## Instructions to follow
Tell how many lines in these records contain the string "xlabel", with only the number as the reply.

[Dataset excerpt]
──────

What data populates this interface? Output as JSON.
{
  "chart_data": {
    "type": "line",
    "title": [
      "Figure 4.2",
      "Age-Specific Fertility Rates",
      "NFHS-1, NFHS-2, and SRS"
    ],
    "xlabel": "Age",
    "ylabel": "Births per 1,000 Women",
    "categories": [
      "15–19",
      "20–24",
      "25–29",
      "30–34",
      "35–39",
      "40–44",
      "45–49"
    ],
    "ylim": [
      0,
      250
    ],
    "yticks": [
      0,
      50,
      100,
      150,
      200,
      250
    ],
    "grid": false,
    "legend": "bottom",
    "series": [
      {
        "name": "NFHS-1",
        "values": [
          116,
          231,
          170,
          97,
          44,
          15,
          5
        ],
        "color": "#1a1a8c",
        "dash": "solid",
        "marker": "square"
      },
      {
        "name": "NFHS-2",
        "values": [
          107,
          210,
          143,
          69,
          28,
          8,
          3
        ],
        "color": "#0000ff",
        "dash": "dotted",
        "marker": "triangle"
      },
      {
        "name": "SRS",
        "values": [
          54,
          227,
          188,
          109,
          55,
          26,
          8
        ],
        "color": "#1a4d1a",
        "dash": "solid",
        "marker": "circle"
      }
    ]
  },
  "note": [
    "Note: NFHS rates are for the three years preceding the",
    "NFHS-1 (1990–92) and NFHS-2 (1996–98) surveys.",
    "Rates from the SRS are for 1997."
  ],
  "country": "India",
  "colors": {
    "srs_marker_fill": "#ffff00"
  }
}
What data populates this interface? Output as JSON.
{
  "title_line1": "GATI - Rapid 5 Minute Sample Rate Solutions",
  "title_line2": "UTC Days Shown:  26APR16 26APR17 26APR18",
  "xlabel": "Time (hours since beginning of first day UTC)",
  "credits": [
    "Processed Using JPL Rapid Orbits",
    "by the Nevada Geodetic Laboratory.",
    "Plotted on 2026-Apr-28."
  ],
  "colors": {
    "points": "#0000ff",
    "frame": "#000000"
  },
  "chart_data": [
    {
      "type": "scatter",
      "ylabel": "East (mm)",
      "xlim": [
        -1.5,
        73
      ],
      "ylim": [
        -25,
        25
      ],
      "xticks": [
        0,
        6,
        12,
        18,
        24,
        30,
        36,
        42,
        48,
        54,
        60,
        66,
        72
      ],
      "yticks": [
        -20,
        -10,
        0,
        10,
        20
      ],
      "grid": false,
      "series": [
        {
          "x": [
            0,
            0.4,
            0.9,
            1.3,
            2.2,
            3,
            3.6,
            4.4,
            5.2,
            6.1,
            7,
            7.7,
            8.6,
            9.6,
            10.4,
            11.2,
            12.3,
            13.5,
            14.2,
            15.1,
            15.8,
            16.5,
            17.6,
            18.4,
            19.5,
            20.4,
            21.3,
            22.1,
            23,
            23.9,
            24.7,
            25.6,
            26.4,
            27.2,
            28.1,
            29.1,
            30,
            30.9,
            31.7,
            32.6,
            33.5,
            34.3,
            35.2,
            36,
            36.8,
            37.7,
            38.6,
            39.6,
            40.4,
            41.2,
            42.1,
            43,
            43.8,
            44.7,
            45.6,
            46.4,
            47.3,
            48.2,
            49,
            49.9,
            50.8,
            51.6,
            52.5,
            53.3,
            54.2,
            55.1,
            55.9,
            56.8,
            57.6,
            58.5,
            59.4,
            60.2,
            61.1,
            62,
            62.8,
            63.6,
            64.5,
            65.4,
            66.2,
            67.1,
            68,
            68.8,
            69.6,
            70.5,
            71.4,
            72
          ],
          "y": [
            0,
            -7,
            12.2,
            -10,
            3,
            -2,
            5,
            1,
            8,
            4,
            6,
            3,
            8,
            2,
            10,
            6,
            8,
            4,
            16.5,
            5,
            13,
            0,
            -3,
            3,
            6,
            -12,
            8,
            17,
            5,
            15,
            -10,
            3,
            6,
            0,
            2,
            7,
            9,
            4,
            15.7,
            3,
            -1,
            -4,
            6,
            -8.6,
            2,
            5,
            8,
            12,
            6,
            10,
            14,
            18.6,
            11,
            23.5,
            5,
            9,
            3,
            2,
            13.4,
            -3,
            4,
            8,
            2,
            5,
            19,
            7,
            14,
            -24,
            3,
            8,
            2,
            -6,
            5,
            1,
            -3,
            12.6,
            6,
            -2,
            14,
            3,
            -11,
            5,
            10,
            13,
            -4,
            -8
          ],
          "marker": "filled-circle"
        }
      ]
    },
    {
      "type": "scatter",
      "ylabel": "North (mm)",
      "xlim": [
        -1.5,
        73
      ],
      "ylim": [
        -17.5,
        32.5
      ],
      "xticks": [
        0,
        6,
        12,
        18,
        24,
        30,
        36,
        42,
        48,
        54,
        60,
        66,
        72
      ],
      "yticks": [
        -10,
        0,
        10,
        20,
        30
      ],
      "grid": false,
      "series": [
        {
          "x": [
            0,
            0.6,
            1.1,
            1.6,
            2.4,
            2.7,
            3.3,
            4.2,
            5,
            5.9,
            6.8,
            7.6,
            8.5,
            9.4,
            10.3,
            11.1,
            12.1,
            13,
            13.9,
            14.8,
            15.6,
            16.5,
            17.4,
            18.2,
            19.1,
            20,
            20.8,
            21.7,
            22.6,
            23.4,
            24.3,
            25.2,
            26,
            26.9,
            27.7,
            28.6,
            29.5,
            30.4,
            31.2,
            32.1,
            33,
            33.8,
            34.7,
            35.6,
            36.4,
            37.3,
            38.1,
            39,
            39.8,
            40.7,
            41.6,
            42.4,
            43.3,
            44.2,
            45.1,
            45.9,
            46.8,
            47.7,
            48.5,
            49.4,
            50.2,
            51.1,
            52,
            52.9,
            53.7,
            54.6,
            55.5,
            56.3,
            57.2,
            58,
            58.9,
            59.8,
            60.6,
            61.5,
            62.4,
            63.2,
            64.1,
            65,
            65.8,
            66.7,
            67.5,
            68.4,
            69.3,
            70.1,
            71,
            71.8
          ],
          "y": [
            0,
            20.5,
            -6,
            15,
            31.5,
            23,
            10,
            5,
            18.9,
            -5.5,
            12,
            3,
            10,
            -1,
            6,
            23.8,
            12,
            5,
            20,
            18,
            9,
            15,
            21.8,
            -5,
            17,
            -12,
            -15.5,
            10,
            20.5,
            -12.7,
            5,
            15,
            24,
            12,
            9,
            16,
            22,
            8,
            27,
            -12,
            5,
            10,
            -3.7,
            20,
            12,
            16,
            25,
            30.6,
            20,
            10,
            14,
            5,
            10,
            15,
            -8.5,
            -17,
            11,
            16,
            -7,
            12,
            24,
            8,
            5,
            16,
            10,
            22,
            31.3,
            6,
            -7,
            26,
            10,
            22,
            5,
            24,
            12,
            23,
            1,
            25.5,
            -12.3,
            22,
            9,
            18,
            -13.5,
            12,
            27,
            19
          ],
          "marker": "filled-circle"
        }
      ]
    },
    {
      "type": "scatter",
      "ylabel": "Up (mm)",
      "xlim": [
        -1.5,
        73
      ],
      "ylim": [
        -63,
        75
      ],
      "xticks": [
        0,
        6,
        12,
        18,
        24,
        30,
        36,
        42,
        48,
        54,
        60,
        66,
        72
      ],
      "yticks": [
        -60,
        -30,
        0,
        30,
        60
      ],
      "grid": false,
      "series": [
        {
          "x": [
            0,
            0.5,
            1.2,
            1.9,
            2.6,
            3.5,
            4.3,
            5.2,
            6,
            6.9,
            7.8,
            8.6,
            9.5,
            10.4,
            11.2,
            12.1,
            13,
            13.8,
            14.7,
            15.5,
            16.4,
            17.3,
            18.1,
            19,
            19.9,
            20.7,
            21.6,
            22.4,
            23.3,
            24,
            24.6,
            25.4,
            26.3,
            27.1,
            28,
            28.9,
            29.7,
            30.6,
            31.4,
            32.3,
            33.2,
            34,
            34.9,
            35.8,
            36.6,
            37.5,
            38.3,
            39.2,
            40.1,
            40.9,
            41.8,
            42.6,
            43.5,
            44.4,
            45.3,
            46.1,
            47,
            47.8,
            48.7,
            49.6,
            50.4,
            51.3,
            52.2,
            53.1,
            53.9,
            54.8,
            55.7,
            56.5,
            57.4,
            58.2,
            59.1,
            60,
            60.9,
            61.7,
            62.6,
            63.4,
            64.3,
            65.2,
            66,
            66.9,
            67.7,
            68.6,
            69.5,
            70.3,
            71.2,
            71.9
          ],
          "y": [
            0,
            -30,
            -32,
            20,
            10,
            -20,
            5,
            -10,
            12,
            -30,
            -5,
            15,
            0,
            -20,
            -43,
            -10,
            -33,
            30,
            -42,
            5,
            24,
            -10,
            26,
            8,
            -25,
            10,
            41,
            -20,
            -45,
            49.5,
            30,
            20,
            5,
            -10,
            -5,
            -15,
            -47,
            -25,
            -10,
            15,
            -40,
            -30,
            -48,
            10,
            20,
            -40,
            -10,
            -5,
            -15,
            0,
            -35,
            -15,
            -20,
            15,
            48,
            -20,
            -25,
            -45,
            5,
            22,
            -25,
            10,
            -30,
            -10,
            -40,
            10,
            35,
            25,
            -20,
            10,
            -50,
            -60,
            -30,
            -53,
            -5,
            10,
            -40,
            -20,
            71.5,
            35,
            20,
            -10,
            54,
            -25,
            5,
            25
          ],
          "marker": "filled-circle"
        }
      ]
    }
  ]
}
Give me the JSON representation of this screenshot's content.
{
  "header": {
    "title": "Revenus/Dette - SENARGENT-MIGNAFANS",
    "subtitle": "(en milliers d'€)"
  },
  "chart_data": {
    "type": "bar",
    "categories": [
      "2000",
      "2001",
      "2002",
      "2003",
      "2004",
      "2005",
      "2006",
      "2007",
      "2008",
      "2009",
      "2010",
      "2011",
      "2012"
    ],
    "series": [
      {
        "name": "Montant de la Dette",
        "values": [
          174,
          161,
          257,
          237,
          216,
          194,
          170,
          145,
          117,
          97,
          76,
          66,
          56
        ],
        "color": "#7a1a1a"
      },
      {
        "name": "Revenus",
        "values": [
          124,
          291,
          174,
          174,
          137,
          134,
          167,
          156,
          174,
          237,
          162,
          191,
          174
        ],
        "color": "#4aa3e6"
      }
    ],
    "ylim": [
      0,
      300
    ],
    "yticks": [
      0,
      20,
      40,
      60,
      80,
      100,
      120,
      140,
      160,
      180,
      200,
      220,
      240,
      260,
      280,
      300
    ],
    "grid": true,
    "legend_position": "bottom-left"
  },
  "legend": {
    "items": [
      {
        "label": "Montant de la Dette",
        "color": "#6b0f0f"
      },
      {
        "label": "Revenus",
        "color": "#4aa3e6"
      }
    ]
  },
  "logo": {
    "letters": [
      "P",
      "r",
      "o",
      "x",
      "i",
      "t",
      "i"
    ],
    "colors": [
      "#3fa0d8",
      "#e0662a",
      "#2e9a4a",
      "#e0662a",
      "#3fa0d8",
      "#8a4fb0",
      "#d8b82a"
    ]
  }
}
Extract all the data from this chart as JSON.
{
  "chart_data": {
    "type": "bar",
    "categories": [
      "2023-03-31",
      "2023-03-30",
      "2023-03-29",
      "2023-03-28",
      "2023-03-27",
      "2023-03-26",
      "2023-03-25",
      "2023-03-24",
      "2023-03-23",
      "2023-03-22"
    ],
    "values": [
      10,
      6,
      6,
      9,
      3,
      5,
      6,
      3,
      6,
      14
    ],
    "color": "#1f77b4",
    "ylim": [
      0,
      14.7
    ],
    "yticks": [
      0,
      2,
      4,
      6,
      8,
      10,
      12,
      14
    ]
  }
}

──────

## Output for this exercise
2